start Given data

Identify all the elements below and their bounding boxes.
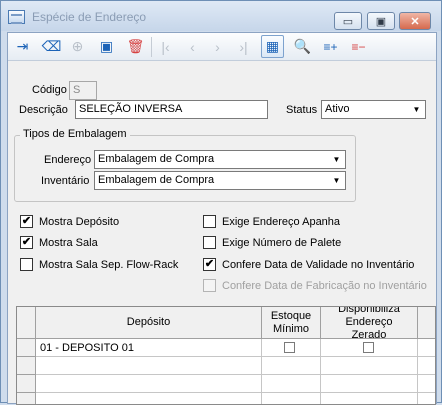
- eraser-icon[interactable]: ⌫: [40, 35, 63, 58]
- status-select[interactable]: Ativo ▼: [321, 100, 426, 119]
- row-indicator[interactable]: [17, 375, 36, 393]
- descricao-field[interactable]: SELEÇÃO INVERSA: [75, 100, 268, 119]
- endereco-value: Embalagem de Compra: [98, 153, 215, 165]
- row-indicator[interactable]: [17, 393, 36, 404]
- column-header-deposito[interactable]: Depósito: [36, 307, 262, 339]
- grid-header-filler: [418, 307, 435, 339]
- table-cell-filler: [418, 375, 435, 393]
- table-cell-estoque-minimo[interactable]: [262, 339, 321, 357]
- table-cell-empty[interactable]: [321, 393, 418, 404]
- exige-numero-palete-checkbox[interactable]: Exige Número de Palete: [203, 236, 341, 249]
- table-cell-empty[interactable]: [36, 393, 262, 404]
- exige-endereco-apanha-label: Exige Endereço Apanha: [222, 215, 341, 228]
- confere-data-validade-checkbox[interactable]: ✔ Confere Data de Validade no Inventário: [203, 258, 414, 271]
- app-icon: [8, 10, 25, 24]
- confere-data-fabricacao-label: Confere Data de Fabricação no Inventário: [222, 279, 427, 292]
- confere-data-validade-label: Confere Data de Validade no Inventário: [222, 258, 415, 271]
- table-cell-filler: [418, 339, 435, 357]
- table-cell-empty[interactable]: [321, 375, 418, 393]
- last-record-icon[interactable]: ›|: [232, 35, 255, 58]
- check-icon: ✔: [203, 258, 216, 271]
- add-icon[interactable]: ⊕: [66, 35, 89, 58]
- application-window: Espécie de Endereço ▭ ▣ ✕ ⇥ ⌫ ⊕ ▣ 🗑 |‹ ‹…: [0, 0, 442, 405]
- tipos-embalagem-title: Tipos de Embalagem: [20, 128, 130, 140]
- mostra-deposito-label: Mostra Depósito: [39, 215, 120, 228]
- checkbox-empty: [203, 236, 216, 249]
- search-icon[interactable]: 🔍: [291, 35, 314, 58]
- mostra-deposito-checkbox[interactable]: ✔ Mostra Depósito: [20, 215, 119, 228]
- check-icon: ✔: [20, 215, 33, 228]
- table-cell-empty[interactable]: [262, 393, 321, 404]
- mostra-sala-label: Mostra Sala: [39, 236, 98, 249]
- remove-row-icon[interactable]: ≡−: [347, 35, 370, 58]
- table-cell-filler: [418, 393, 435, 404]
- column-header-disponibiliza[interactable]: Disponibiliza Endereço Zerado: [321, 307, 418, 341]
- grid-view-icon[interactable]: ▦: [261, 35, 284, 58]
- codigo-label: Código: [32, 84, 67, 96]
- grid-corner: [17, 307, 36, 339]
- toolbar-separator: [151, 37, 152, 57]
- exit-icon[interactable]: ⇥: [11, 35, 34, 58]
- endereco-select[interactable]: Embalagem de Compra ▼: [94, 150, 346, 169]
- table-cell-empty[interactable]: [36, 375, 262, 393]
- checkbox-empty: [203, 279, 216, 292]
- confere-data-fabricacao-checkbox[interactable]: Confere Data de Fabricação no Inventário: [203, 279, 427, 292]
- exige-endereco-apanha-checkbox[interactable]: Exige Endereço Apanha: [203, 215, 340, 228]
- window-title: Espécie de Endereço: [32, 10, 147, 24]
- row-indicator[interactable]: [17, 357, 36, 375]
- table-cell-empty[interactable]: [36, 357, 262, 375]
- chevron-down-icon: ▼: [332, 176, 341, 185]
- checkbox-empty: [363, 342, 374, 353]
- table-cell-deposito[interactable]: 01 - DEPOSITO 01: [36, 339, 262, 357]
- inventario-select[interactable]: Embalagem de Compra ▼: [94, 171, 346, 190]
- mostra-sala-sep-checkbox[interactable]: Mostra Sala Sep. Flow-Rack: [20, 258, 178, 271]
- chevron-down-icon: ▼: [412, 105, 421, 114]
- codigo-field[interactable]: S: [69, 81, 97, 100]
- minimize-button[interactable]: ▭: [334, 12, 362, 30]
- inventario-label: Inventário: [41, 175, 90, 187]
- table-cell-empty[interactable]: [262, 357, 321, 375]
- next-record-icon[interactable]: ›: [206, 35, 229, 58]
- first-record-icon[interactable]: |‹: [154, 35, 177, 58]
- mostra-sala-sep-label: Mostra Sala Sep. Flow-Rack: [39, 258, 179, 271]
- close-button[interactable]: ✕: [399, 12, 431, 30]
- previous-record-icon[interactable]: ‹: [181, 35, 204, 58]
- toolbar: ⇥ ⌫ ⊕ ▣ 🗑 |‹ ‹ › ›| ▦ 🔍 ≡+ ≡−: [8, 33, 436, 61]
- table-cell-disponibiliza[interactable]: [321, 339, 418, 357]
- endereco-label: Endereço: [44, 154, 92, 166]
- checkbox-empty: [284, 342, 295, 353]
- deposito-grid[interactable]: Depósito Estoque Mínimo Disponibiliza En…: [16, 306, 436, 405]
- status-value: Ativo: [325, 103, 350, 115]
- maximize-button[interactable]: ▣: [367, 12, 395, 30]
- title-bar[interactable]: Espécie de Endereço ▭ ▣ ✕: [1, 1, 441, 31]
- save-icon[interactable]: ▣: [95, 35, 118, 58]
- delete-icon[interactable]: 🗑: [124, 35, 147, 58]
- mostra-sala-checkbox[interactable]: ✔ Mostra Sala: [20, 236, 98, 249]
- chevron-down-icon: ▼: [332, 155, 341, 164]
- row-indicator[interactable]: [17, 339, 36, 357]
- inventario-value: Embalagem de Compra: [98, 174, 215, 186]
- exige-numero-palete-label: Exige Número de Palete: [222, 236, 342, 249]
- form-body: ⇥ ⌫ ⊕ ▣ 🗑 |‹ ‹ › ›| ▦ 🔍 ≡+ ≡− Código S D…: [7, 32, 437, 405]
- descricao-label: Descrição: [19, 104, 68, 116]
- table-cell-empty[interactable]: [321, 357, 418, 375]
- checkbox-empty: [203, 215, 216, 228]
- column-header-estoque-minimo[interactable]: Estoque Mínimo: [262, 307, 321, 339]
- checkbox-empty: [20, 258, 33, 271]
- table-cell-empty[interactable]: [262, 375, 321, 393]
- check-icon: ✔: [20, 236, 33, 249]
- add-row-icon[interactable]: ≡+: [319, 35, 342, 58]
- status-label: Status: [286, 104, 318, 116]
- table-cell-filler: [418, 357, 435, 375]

end Given data

▶ _The exercise_
Please swap "row-indicator" for "row-marker" in everything from the line containing "- eraser-icon[interactable]: ⌫: [40, 35, 63, 58]" down to the line containing "- exige-endereco-apanha-label: Exige". Return only those lines, with nothing else changed.

▶ _Solution to the exercise_
- eraser-icon[interactable]: ⌫: [40, 35, 63, 58]
- status-select[interactable]: Ativo ▼: [321, 100, 426, 119]
- row-marker[interactable]: [17, 375, 36, 393]
- descricao-field[interactable]: SELEÇÃO INVERSA: [75, 100, 268, 119]
- endereco-value: Embalagem de Compra: [98, 153, 215, 165]
- row-marker[interactable]: [17, 393, 36, 404]
- column-header-deposito[interactable]: Depósito: [36, 307, 262, 339]
- grid-header-filler: [418, 307, 435, 339]
- table-cell-filler: [418, 375, 435, 393]
- table-cell-estoque-minimo[interactable]: [262, 339, 321, 357]
- table-cell-empty[interactable]: [321, 393, 418, 404]
- exige-numero-palete-checkbox[interactable]: Exige Número de Palete: [203, 236, 341, 249]
- table-cell-empty[interactable]: [36, 393, 262, 404]
- exige-endereco-apanha-label: Exige Endereço Apanha: [222, 215, 341, 228]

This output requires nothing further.